Entries taken from a collection
=====

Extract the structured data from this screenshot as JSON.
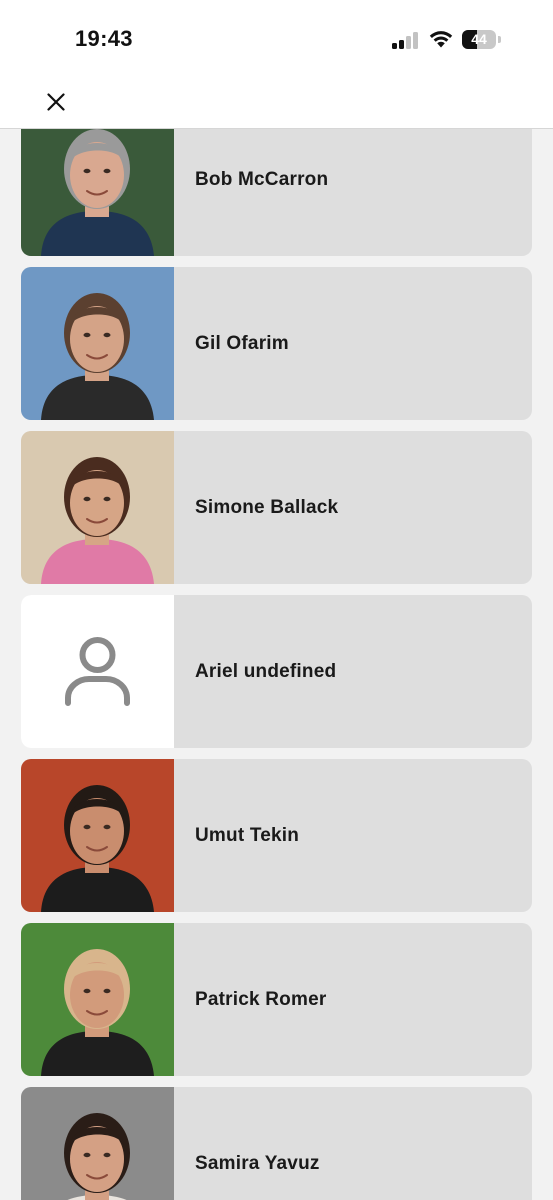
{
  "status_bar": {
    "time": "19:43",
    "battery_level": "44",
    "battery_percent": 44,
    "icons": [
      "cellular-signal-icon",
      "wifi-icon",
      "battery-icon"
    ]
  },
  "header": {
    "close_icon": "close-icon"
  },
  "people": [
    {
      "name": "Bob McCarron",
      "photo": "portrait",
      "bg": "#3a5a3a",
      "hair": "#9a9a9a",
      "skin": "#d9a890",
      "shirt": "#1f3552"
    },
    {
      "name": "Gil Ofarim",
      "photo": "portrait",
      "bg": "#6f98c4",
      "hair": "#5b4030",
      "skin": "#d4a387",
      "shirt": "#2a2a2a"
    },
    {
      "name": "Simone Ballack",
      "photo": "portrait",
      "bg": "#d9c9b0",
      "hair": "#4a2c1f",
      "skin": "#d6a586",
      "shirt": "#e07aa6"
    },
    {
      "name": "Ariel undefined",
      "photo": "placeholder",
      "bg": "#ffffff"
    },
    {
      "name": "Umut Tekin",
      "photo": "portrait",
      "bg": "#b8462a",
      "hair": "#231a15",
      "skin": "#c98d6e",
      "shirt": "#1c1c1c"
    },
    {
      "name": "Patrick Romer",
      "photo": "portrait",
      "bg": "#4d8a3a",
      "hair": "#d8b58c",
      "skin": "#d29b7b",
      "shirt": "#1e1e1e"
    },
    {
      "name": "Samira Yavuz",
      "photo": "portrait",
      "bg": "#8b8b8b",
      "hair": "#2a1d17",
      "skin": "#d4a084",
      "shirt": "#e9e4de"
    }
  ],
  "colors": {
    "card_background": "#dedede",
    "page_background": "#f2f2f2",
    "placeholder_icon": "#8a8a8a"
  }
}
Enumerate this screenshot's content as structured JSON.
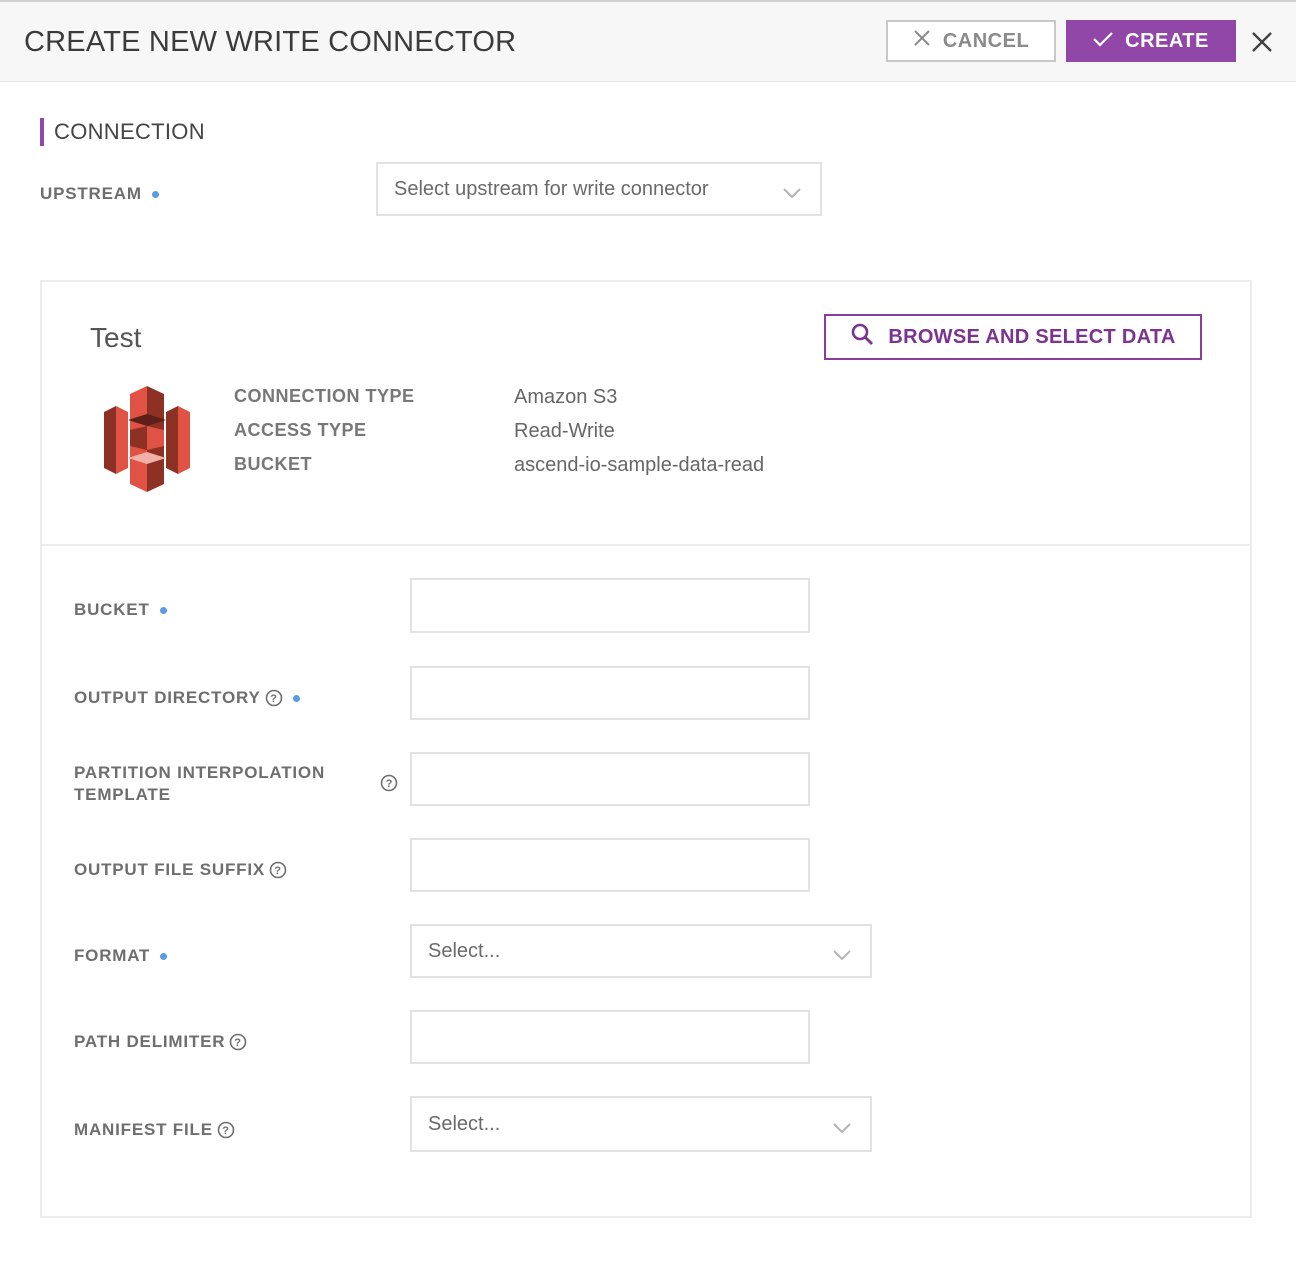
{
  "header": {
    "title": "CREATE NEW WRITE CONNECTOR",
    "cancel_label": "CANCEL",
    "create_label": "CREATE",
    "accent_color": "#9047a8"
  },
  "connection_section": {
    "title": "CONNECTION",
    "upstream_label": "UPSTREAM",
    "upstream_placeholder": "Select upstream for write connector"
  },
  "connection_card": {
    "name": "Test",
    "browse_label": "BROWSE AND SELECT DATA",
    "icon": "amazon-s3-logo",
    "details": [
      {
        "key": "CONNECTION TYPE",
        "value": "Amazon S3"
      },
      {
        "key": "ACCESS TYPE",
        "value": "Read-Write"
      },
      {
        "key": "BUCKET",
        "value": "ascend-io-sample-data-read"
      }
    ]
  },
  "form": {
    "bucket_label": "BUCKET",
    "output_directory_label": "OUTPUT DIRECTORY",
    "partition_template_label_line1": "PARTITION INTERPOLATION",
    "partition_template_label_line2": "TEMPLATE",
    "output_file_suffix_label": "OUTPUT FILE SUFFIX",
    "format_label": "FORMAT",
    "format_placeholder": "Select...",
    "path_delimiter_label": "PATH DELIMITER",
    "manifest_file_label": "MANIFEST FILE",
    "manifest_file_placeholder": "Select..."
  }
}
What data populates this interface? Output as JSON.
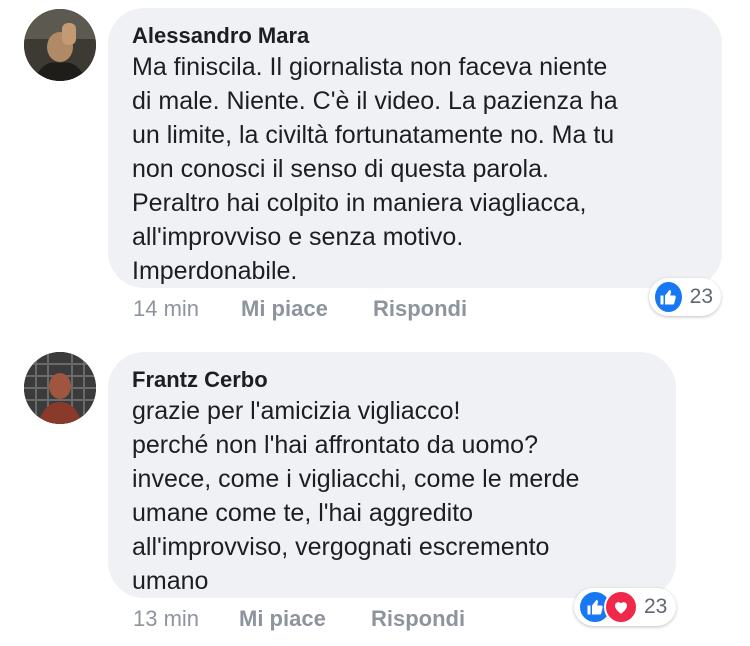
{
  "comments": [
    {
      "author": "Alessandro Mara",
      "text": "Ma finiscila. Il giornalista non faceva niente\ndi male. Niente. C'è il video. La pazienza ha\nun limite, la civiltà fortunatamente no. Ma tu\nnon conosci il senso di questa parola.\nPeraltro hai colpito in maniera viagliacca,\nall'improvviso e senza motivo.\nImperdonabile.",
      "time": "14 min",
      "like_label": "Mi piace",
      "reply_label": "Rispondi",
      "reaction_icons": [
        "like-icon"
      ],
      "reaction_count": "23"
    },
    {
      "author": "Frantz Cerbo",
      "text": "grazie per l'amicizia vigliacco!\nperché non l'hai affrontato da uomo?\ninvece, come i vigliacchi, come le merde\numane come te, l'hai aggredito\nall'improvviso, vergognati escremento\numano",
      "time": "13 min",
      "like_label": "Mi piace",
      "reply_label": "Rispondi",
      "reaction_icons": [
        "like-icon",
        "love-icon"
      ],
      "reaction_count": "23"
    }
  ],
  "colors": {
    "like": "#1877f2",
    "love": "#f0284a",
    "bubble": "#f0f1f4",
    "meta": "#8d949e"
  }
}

=====

* **WHAT THE EXERCISE ASKS**: Copy out all the data without changing anything, and drop the pictures.

* **SOLUTION FOR THIS TASK**:
Extract the structured data from this screenshot as JSON.
{
  "status_bar": {
    "time": "19:43",
    "battery_level": "44",
    "battery_percent": 44,
    "icons": [
      "cellular-signal-icon",
      "wifi-icon",
      "battery-icon"
    ]
  },
  "header": {
    "close_icon": "close-icon"
  },
  "people": [
    {
      "name": "Bob McCarron",
      "photo": "portrait",
      "bg": "#3a5a3a",
      "hair": "#9a9a9a",
      "skin": "#d9a890",
      "shirt": "#1f3552"
    },
    {
      "name": "Gil Ofarim",
      "photo": "portrait",
      "bg": "#6f98c4",
      "hair": "#5b4030",
      "skin": "#d4a387",
      "shirt": "#2a2a2a"
    },
    {
      "name": "Simone Ballack",
      "photo": "portrait",
      "bg": "#d9c9b0",
      "hair": "#4a2c1f",
      "skin": "#d6a586",
      "shirt": "#e07aa6"
    },
    {
      "name": "Ariel undefined",
      "photo": "placeholder",
      "bg": "#ffffff"
    },
    {
      "name": "Umut Tekin",
      "photo": "portrait",
      "bg": "#b8462a",
      "hair": "#231a15",
      "skin": "#c98d6e",
      "shirt": "#1c1c1c"
    },
    {
      "name": "Patrick Romer",
      "photo": "portrait",
      "bg": "#4d8a3a",
      "hair": "#d8b58c",
      "skin": "#d29b7b",
      "shirt": "#1e1e1e"
    },
    {
      "name": "Samira Yavuz",
      "photo": "portrait",
      "bg": "#8b8b8b",
      "hair": "#2a1d17",
      "skin": "#d4a084",
      "shirt": "#e9e4de"
    }
  ],
  "colors": {
    "card_background": "#dedede",
    "page_background": "#f2f2f2",
    "placeholder_icon": "#8a8a8a"
  }
}
Enumerate this screenshot's content as structured JSON.
{
  "header": {
    "title": "CREATE NEW WRITE CONNECTOR",
    "cancel_label": "CANCEL",
    "create_label": "CREATE",
    "accent_color": "#9047a8"
  },
  "connection_section": {
    "title": "CONNECTION",
    "upstream_label": "UPSTREAM",
    "upstream_placeholder": "Select upstream for write connector"
  },
  "connection_card": {
    "name": "Test",
    "browse_label": "BROWSE AND SELECT DATA",
    "icon": "amazon-s3-logo",
    "details": [
      {
        "key": "CONNECTION TYPE",
        "value": "Amazon S3"
      },
      {
        "key": "ACCESS TYPE",
        "value": "Read-Write"
      },
      {
        "key": "BUCKET",
        "value": "ascend-io-sample-data-read"
      }
    ]
  },
  "form": {
    "bucket_label": "BUCKET",
    "output_directory_label": "OUTPUT DIRECTORY",
    "partition_template_label_line1": "PARTITION INTERPOLATION",
    "partition_template_label_line2": "TEMPLATE",
    "output_file_suffix_label": "OUTPUT FILE SUFFIX",
    "format_label": "FORMAT",
    "format_placeholder": "Select...",
    "path_delimiter_label": "PATH DELIMITER",
    "manifest_file_label": "MANIFEST FILE",
    "manifest_file_placeholder": "Select..."
  }
}
What data populates this interface? Output as JSON.
{
  "comments": [
    {
      "author": "Alessandro Mara",
      "text": "Ma finiscila. Il giornalista non faceva niente\ndi male. Niente. C'è il video. La pazienza ha\nun limite, la civiltà fortunatamente no. Ma tu\nnon conosci il senso di questa parola.\nPeraltro hai colpito in maniera viagliacca,\nall'improvviso e senza motivo.\nImperdonabile.",
      "time": "14 min",
      "like_label": "Mi piace",
      "reply_label": "Rispondi",
      "reaction_icons": [
        "like-icon"
      ],
      "reaction_count": "23"
    },
    {
      "author": "Frantz Cerbo",
      "text": "grazie per l'amicizia vigliacco!\nperché non l'hai affrontato da uomo?\ninvece, come i vigliacchi, come le merde\numane come te, l'hai aggredito\nall'improvviso, vergognati escremento\numano",
      "time": "13 min",
      "like_label": "Mi piace",
      "reply_label": "Rispondi",
      "reaction_icons": [
        "like-icon",
        "love-icon"
      ],
      "reaction_count": "23"
    }
  ],
  "colors": {
    "like": "#1877f2",
    "love": "#f0284a",
    "bubble": "#f0f1f4",
    "meta": "#8d949e"
  }
}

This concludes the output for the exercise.